◆ DOCUMENT EXTRACT ◆
=-=-=-=-=

# leaders



## Norton (Mar 24, 2008)

What, or how is the best way to learn how to tie steel leaders?

I have seen some tools that claim to help, do they?

The leaders will be used for shark fishing from the beach.

Thanks in advance


----------



## lobsterman (Sep 30, 2007)

Google it and look up haywire twist in steel leader.


----------



## Drew Mixon (Oct 4, 2007)

dont bother with the tools. go by outcast and the guys can show you a haywire twist with single strand, and the 'leader knot' for braided wire up to 60lbs? anything over that with braided wire, and i think you might want to crimp. clay is the shark wrangler, and maybe he'll chime in with what he prefers

cheers.

drew


----------



## HighCotton (Oct 2, 2007)

On big Sevenstrand (600-800 lb) I will unravel 3 strands from 4 about four inches from the end. Loop the 4 strands back over where the unravel begins & weave the 3 strands back in the channel where they originally were. The only thing left to do is tape the two ends back to the main line. Very clean, factory look & very strong. I've built my shark leaders using this method for years & have never had one fail.


----------



## surfstryker (Sep 28, 2007)

I second that method, Highcotton. I call it "back braiding".


----------

=-=-=-=-=

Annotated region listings
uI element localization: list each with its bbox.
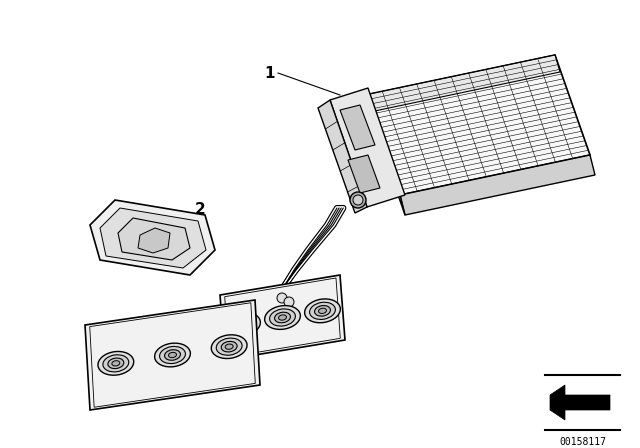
Ellipse shape [164,350,180,360]
Ellipse shape [319,308,326,314]
Circle shape [273,289,291,307]
Ellipse shape [315,306,330,316]
Ellipse shape [278,315,287,320]
Polygon shape [365,55,560,112]
Ellipse shape [108,358,124,369]
Ellipse shape [211,335,247,358]
Ellipse shape [103,355,129,372]
Polygon shape [550,385,610,420]
Polygon shape [138,228,170,253]
Polygon shape [340,105,375,150]
Polygon shape [85,300,260,410]
Ellipse shape [269,309,296,326]
Ellipse shape [310,302,335,319]
Ellipse shape [159,346,186,364]
Circle shape [277,293,287,303]
Text: 1: 1 [264,65,275,81]
Ellipse shape [216,338,242,355]
Ellipse shape [221,341,237,352]
Polygon shape [318,100,367,213]
Text: 00158117: 00158117 [559,437,606,447]
Ellipse shape [225,344,233,349]
Polygon shape [348,155,380,193]
Polygon shape [365,55,590,195]
Ellipse shape [265,306,300,329]
Polygon shape [400,155,595,215]
Ellipse shape [230,315,255,333]
Ellipse shape [168,353,177,358]
Circle shape [350,192,366,208]
Polygon shape [90,200,215,275]
Ellipse shape [235,319,250,329]
Ellipse shape [275,312,291,323]
Ellipse shape [239,322,246,327]
Polygon shape [118,218,190,260]
Ellipse shape [98,352,134,375]
Circle shape [280,293,298,311]
Text: 2: 2 [195,202,205,217]
Polygon shape [220,275,345,360]
Ellipse shape [305,299,340,323]
Circle shape [353,195,363,205]
Polygon shape [365,95,405,215]
Circle shape [284,297,294,307]
Polygon shape [100,208,206,268]
Ellipse shape [112,361,120,366]
Polygon shape [330,88,405,207]
Ellipse shape [225,312,260,336]
Ellipse shape [155,343,190,367]
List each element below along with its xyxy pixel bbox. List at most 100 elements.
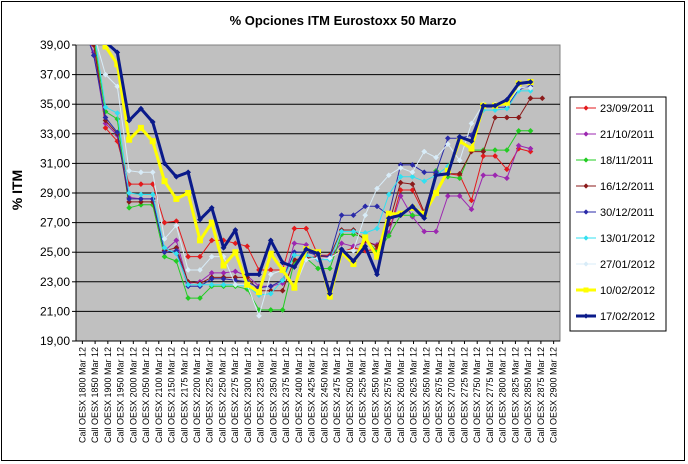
data-point	[409, 203, 416, 210]
data-point	[291, 284, 298, 291]
data-point	[362, 243, 369, 250]
data-point	[421, 228, 428, 235]
data-point	[480, 172, 487, 179]
data-point	[480, 153, 487, 159]
data-point	[173, 222, 180, 229]
data-point	[444, 170, 451, 177]
series-group	[79, 17, 546, 319]
data-point	[173, 258, 180, 265]
data-point	[79, 17, 84, 22]
data-point	[527, 79, 534, 85]
data-point	[173, 250, 180, 257]
data-point	[267, 250, 274, 257]
data-point	[338, 228, 345, 235]
x-tick-label: Call OESX 2175 Mar 12	[179, 347, 189, 443]
y-tick-label: 27,00	[40, 216, 70, 230]
legend-label: 23/09/2011	[600, 103, 654, 115]
data-point	[385, 215, 392, 222]
data-point	[444, 135, 451, 142]
data-point	[374, 185, 380, 192]
data-point	[503, 166, 510, 173]
x-tick-label: Call OESX 2750 Mar 12	[472, 347, 482, 443]
data-point	[338, 212, 345, 219]
x-tick-label: Call OESX 1850 Mar 12	[90, 347, 100, 443]
data-point	[267, 271, 274, 278]
data-point	[315, 250, 321, 257]
data-point	[114, 110, 121, 117]
y-tick-label: 19,00	[40, 334, 70, 348]
data-point	[350, 231, 357, 238]
legend-item: 23/09/2011	[576, 103, 654, 115]
data-point	[350, 258, 357, 265]
data-point	[279, 287, 286, 294]
legend-marker	[583, 105, 589, 111]
data-point	[409, 161, 416, 168]
y-tick-label: 39,00	[40, 38, 70, 52]
x-tick-label: Call OESX 2200 Mar 12	[192, 347, 202, 443]
data-point	[208, 237, 215, 244]
data-point	[161, 235, 168, 242]
data-point	[232, 268, 239, 275]
legend-marker	[583, 131, 589, 137]
data-point	[196, 237, 203, 244]
data-point	[256, 312, 262, 319]
data-point	[173, 173, 180, 180]
data-point	[91, 20, 96, 25]
data-point	[137, 191, 144, 198]
data-point	[374, 203, 380, 210]
data-point	[126, 167, 133, 174]
y-tick-label: 21,00	[40, 304, 70, 318]
data-point	[468, 138, 475, 145]
legend-marker	[583, 313, 589, 319]
legend-label: 10/02/2012	[600, 285, 655, 297]
data-point	[91, 35, 96, 40]
data-point	[385, 191, 392, 198]
data-point	[267, 283, 274, 290]
x-tick-label: Call OESX 2875 Mar 12	[536, 347, 546, 443]
legend-label: 16/12/2011	[600, 181, 654, 193]
data-point	[326, 290, 333, 297]
data-point	[279, 277, 286, 284]
data-point	[433, 228, 440, 235]
x-tick-label: Call OESX 1900 Mar 12	[103, 347, 113, 443]
data-point	[161, 219, 168, 226]
y-tick-label: 25,00	[40, 245, 70, 259]
data-point	[291, 252, 298, 259]
data-point	[433, 190, 440, 196]
data-point	[232, 227, 239, 233]
data-point	[102, 71, 109, 78]
x-tick-label: Call OESX 2450 Mar 12	[319, 347, 329, 443]
data-point	[515, 80, 522, 87]
legend-label: 21/10/2011	[600, 129, 654, 141]
y-tick-label: 31,00	[40, 156, 70, 170]
data-point	[244, 243, 251, 250]
data-point	[397, 212, 404, 219]
y-tick-label: 29,00	[40, 186, 70, 200]
data-point	[232, 249, 239, 256]
data-point	[326, 265, 333, 272]
x-tick-label: Call OESX 2725 Mar 12	[459, 347, 469, 443]
data-point	[303, 246, 310, 253]
data-point	[515, 114, 522, 121]
data-point	[315, 265, 321, 272]
data-point	[527, 127, 534, 134]
data-point	[90, 45, 97, 48]
data-point	[279, 266, 286, 273]
x-tick-label: Call OESX 2250 Mar 12	[217, 347, 227, 443]
data-point	[149, 119, 156, 125]
data-point	[126, 136, 133, 143]
data-point	[503, 114, 510, 121]
legend-label: 13/01/2012	[600, 233, 655, 245]
data-point	[90, 52, 97, 59]
data-point	[338, 240, 345, 247]
data-point	[137, 201, 144, 208]
data-point	[421, 169, 428, 176]
x-tick-label: Call OESX 2275 Mar 12	[230, 347, 240, 443]
data-point	[126, 204, 133, 211]
legend-item: 21/10/2011	[576, 129, 654, 141]
legend-marker	[583, 261, 589, 267]
legend-marker	[583, 287, 589, 293]
data-point	[397, 193, 404, 199]
data-point	[421, 148, 428, 155]
data-point	[220, 262, 227, 269]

=-=-=-=-=

◆ PROBLEM ◆
In the forum thread on tying steel leaders, reproduce the passage between "## Norton (Mar" and "from the beach.", inclusive, replacing "beach" with "pier".

◆ CORRECT ANSWER ◆
## Norton (Mar 24, 2008)

What, or how is the best way to learn how to tie steel leaders?

I have seen some tools that claim to help, do they?

The leaders will be used for shark fishing from the pier.